Which lines hold the word "turn"? Copy each of them from the material.
* begin *
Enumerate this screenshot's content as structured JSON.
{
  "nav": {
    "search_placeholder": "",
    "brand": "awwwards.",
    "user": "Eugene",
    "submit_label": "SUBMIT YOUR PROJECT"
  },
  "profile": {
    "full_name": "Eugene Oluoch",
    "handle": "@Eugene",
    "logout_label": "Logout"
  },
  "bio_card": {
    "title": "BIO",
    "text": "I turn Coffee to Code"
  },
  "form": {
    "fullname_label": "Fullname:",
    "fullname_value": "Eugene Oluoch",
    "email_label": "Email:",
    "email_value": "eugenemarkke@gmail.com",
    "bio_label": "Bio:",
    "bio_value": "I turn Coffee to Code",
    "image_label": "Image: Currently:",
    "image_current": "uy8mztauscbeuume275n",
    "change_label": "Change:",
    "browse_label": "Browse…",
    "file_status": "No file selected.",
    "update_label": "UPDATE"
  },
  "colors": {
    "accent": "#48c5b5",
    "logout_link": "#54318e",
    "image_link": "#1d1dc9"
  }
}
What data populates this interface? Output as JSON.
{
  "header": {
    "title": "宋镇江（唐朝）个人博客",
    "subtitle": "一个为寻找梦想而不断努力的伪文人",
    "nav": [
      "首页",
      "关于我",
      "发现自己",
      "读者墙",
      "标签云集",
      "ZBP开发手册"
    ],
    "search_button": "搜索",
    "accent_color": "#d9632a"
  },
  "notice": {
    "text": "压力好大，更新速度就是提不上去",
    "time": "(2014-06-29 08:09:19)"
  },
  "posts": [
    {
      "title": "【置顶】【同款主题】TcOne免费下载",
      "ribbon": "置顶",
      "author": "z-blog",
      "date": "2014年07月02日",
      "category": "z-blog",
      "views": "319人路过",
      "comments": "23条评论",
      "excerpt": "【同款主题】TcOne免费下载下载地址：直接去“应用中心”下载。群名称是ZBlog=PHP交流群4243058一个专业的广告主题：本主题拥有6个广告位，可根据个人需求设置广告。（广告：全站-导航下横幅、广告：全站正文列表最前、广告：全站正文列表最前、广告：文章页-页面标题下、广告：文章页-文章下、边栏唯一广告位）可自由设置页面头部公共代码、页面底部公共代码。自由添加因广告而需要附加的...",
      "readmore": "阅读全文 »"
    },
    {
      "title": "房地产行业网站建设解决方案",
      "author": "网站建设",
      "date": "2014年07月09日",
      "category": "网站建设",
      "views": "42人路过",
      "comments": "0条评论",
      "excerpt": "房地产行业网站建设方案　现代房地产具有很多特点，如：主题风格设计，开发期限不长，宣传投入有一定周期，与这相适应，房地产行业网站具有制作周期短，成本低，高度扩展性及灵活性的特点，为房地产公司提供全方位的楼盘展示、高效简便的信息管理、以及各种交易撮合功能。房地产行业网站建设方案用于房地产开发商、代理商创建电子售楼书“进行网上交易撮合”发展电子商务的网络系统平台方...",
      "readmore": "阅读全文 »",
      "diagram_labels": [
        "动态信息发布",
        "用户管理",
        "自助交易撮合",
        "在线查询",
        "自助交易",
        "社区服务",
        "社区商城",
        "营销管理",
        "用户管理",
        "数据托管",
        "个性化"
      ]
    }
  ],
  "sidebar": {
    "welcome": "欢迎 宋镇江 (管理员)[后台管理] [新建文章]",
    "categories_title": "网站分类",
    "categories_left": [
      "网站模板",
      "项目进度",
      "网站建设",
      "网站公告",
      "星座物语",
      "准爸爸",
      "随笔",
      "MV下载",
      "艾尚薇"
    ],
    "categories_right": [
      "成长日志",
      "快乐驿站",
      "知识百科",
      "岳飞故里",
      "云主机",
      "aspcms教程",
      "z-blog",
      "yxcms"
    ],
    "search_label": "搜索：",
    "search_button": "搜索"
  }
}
* end *
Written answer:
    "text": "I turn Coffee to Code"
    "bio_value": "I turn Coffee to Code",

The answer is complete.